>> Begin RECORDS SUPPLIED

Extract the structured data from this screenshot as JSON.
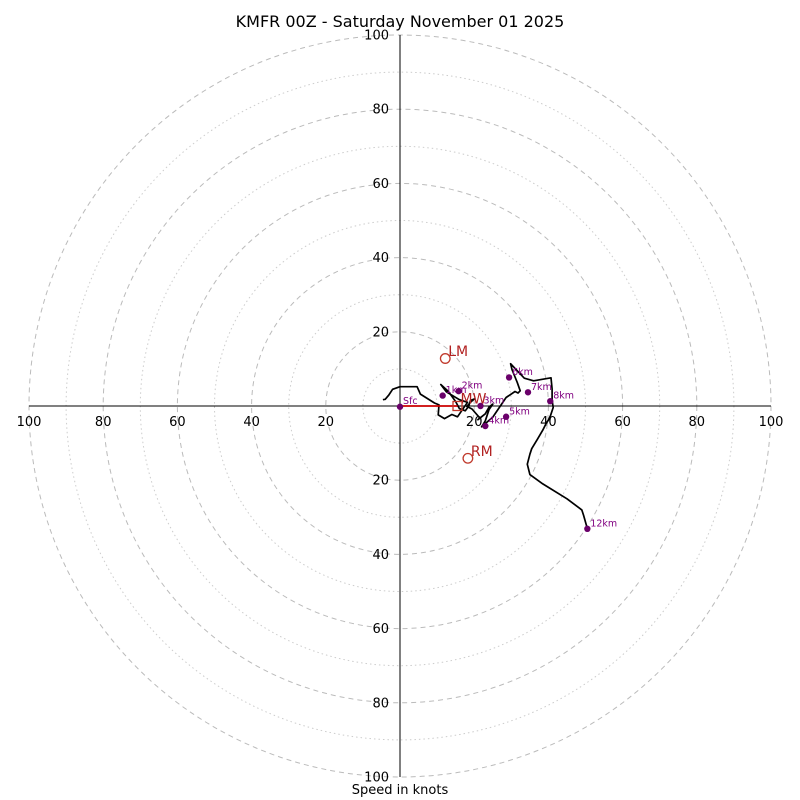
{
  "chart_data": {
    "type": "hodograph",
    "title": "KMFR 00Z - Saturday November 01 2025",
    "xlabel": "Speed in knots",
    "units": "knots",
    "max_range": 100,
    "major_rings": [
      20,
      40,
      60,
      80,
      100
    ],
    "minor_rings": [
      10,
      30,
      50,
      70,
      90
    ],
    "tick_labels": {
      "x_left": [
        "100",
        "80",
        "60",
        "40",
        "20"
      ],
      "x_right": [
        "20",
        "40",
        "60",
        "80",
        "100"
      ],
      "y_top": [
        "100",
        "80",
        "60",
        "40",
        "20"
      ],
      "y_bottom": [
        "20",
        "40",
        "60",
        "80",
        "100"
      ]
    },
    "hodograph": {
      "u": [
        -4.6,
        -4,
        -3,
        -2,
        0,
        4.6,
        5.5,
        9.3,
        10.5,
        10.3,
        12,
        14,
        15.5,
        18.2,
        16,
        12.5,
        11,
        13,
        15,
        16,
        17.6,
        18.5,
        19,
        20,
        19,
        18,
        19.4,
        21.5,
        21,
        23,
        24,
        25,
        24,
        23,
        22.5,
        22,
        25,
        28.6,
        31,
        31.8,
        32.4,
        31.6,
        30.2,
        29.8,
        31.3,
        33.5,
        36,
        40.7,
        41,
        41,
        41.3,
        40.6,
        40,
        39.5,
        38.5,
        37,
        35.5,
        35,
        34.3,
        35,
        38.5,
        45,
        49,
        49.5,
        50.5
      ],
      "v": [
        -1.7,
        -1.8,
        -3,
        -4.5,
        -5.2,
        -5.2,
        -3.2,
        -0.8,
        -0.3,
        2.4,
        3.4,
        2.3,
        2.9,
        -1.0,
        -1.7,
        -3.8,
        -5.8,
        -4.0,
        -1.2,
        0.7,
        1.3,
        0.1,
        -1.5,
        -1.9,
        -1.0,
        0.1,
        0.8,
        3.2,
        3.7,
        2.1,
        0.3,
        -0.5,
        1.0,
        4.0,
        4.8,
        5.6,
        3.0,
        -2.3,
        -3.9,
        -3.5,
        -4.1,
        -6.4,
        -9.8,
        -11.4,
        -9.8,
        -7.5,
        -6.8,
        -7.6,
        -4.6,
        -1.6,
        0.4,
        2.5,
        3.8,
        4.5,
        6.5,
        9.0,
        11.5,
        13.0,
        15.7,
        18.5,
        21.0,
        25.0,
        28.0,
        29.5,
        33.1
      ]
    },
    "height_markers": [
      {
        "label": "Sfc",
        "u": 0,
        "v": 0.2
      },
      {
        "label": "1km",
        "u": 11.5,
        "v": -2.8
      },
      {
        "label": "2km",
        "u": 15.8,
        "v": -4.0
      },
      {
        "label": "3km",
        "u": 21.7,
        "v": 0
      },
      {
        "label": "4km",
        "u": 23,
        "v": 5.4
      },
      {
        "label": "5km",
        "u": 28.6,
        "v": 2.9
      },
      {
        "label": "6km",
        "u": 29.4,
        "v": -7.7
      },
      {
        "label": "7km",
        "u": 34.5,
        "v": -3.7
      },
      {
        "label": "8km",
        "u": 40.5,
        "v": -1.3
      },
      {
        "label": "12km",
        "u": 50.5,
        "v": 33.1
      }
    ],
    "shear_vector": {
      "from_u": 0,
      "from_v": 0,
      "to_u": 15.5,
      "to_v": 0
    },
    "storm_motion": [
      {
        "label": "LM",
        "u": 12.2,
        "v": -12.8,
        "shape": "circle"
      },
      {
        "label": "MW",
        "u": 15.5,
        "v": 0,
        "shape": "square"
      },
      {
        "label": "RM",
        "u": 18.3,
        "v": 14.1,
        "shape": "circle"
      }
    ]
  }
}
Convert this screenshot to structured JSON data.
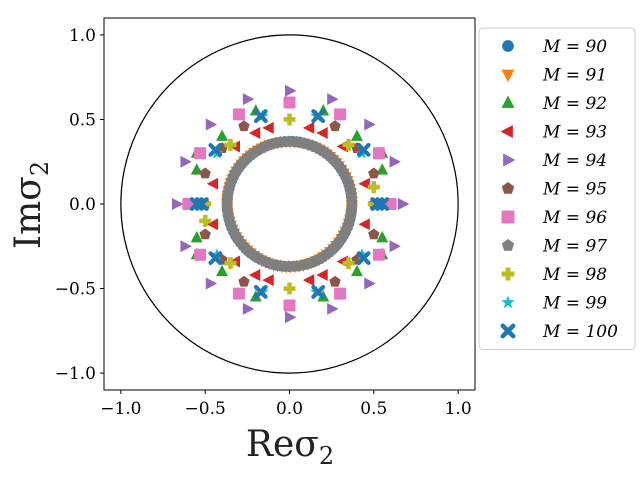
{
  "chart_data": {
    "type": "scatter",
    "xlabel": "Reσ₂",
    "xlabel_main": "Reσ",
    "xlabel_sub": "2",
    "ylabel": "Imσ₂",
    "ylabel_main": "Imσ",
    "ylabel_sub": "2",
    "xlim": [
      -1.1,
      1.1
    ],
    "ylim": [
      -1.1,
      1.1
    ],
    "x_ticks": [
      -1.0,
      -0.5,
      0.0,
      0.5,
      1.0
    ],
    "x_tick_labels": [
      "−1.0",
      "−0.5",
      "0.0",
      "0.5",
      "1.0"
    ],
    "y_ticks": [
      -1.0,
      -0.5,
      0.0,
      0.5,
      1.0
    ],
    "y_tick_labels": [
      "−1.0",
      "−0.5",
      "0.0",
      "0.5",
      "1.0"
    ],
    "unit_circle_radius": 1.0,
    "grid": false,
    "legend_position": "right-outside",
    "series": [
      {
        "name": "M = 90",
        "marker": "circle",
        "color": "#1f77b4",
        "count": 90,
        "ring_radius": 0.37
      },
      {
        "name": "M = 91",
        "marker": "triangle-down",
        "color": "#ff7f0e",
        "count": 91,
        "ring_radius": 0.37
      },
      {
        "name": "M = 92",
        "marker": "triangle-up",
        "color": "#2ca02c",
        "points": [
          [
            0.4,
            0.4
          ],
          [
            0.4,
            -0.4
          ],
          [
            -0.4,
            0.4
          ],
          [
            -0.4,
            -0.4
          ],
          [
            0.2,
            0.55
          ],
          [
            0.2,
            -0.55
          ],
          [
            -0.2,
            0.55
          ],
          [
            -0.2,
            -0.55
          ],
          [
            0.55,
            0.2
          ],
          [
            0.55,
            -0.2
          ],
          [
            -0.55,
            0.2
          ],
          [
            -0.55,
            -0.2
          ],
          [
            0.55,
            0.3
          ],
          [
            -0.55,
            0.3
          ],
          [
            0.55,
            -0.3
          ],
          [
            -0.55,
            -0.3
          ]
        ]
      },
      {
        "name": "M = 93",
        "marker": "triangle-left",
        "color": "#d62728",
        "points": [
          [
            0.12,
            0.45
          ],
          [
            -0.12,
            0.45
          ],
          [
            0.12,
            -0.45
          ],
          [
            -0.12,
            -0.45
          ],
          [
            0.32,
            0.34
          ],
          [
            -0.32,
            0.34
          ],
          [
            0.32,
            -0.34
          ],
          [
            -0.32,
            -0.34
          ],
          [
            0.45,
            0.12
          ],
          [
            -0.45,
            0.12
          ],
          [
            0.45,
            -0.12
          ],
          [
            -0.45,
            -0.12
          ],
          [
            0.2,
            0.42
          ],
          [
            -0.2,
            -0.42
          ],
          [
            0.2,
            -0.42
          ],
          [
            -0.2,
            0.42
          ]
        ]
      },
      {
        "name": "M = 94",
        "marker": "triangle-right",
        "color": "#9467bd",
        "points": [
          [
            0.0,
            0.67
          ],
          [
            0.0,
            -0.67
          ],
          [
            0.67,
            0.0
          ],
          [
            -0.67,
            0.0
          ],
          [
            0.47,
            0.47
          ],
          [
            0.47,
            -0.47
          ],
          [
            -0.47,
            0.47
          ],
          [
            -0.47,
            -0.47
          ],
          [
            0.25,
            0.62
          ],
          [
            -0.25,
            0.62
          ],
          [
            0.25,
            -0.62
          ],
          [
            -0.25,
            -0.62
          ],
          [
            0.62,
            0.25
          ],
          [
            -0.62,
            0.25
          ],
          [
            0.62,
            -0.25
          ],
          [
            -0.62,
            -0.25
          ]
        ]
      },
      {
        "name": "M = 95",
        "marker": "pentagon",
        "color": "#8c564b",
        "points": [
          [
            0.27,
            0.46
          ],
          [
            -0.27,
            0.46
          ],
          [
            0.27,
            -0.46
          ],
          [
            -0.27,
            -0.46
          ],
          [
            0.5,
            0.0
          ],
          [
            -0.5,
            0.0
          ],
          [
            0.5,
            0.18
          ],
          [
            -0.5,
            0.18
          ],
          [
            0.5,
            -0.18
          ],
          [
            -0.5,
            -0.18
          ],
          [
            0.4,
            0.33
          ],
          [
            -0.4,
            -0.33
          ],
          [
            0.4,
            -0.33
          ],
          [
            -0.4,
            0.33
          ]
        ]
      },
      {
        "name": "M = 96",
        "marker": "square",
        "color": "#e377c2",
        "points": [
          [
            0.0,
            0.6
          ],
          [
            0.0,
            -0.6
          ],
          [
            0.6,
            0.0
          ],
          [
            -0.6,
            0.0
          ],
          [
            0.3,
            0.53
          ],
          [
            -0.3,
            0.53
          ],
          [
            0.3,
            -0.53
          ],
          [
            -0.3,
            -0.53
          ],
          [
            0.53,
            0.3
          ],
          [
            -0.53,
            0.3
          ],
          [
            0.53,
            -0.3
          ],
          [
            -0.53,
            -0.3
          ]
        ]
      },
      {
        "name": "M = 97",
        "marker": "pentagon",
        "color": "#7f7f7f",
        "count": 97,
        "ring_radius": 0.37
      },
      {
        "name": "M = 98",
        "marker": "plus",
        "color": "#bcbd22",
        "points": [
          [
            0.0,
            0.5
          ],
          [
            0.0,
            -0.5
          ],
          [
            0.5,
            0.0
          ],
          [
            -0.5,
            0.0
          ],
          [
            0.35,
            0.35
          ],
          [
            -0.35,
            0.35
          ],
          [
            0.35,
            -0.35
          ],
          [
            -0.35,
            -0.35
          ],
          [
            0.5,
            0.1
          ],
          [
            -0.5,
            -0.1
          ]
        ]
      },
      {
        "name": "M = 99",
        "marker": "star",
        "color": "#17becf",
        "points": [
          [
            0.43,
            0.3
          ],
          [
            0.43,
            -0.3
          ],
          [
            -0.43,
            0.3
          ],
          [
            -0.43,
            -0.3
          ],
          [
            0.16,
            -0.52
          ],
          [
            -0.16,
            -0.52
          ],
          [
            0.16,
            0.52
          ],
          [
            -0.16,
            0.52
          ]
        ]
      },
      {
        "name": "M = 100",
        "marker": "x",
        "color": "#1f77b4",
        "points": [
          [
            0.17,
            0.52
          ],
          [
            -0.17,
            0.52
          ],
          [
            0.17,
            -0.52
          ],
          [
            -0.17,
            -0.52
          ],
          [
            0.44,
            0.32
          ],
          [
            -0.44,
            0.32
          ],
          [
            0.44,
            -0.32
          ],
          [
            -0.44,
            -0.32
          ],
          [
            0.55,
            0.0
          ],
          [
            -0.55,
            0.0
          ],
          [
            -0.52,
            0.0
          ],
          [
            0.52,
            0.0
          ]
        ]
      }
    ]
  }
}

>> End RECORDS SUPPLIED

WHAT IS ASKED
Collect the complete line wherever the string "name" appears in the records.

PROBLEM SOLUTION
        "name": "M = 90",
        "name": "M = 91",
        "name": "M = 92",
        "name": "M = 93",
        "name": "M = 94",
        "name": "M = 95",
        "name": "M = 96",
        "name": "M = 97",
        "name": "M = 98",
        "name": "M = 99",
        "name": "M = 100",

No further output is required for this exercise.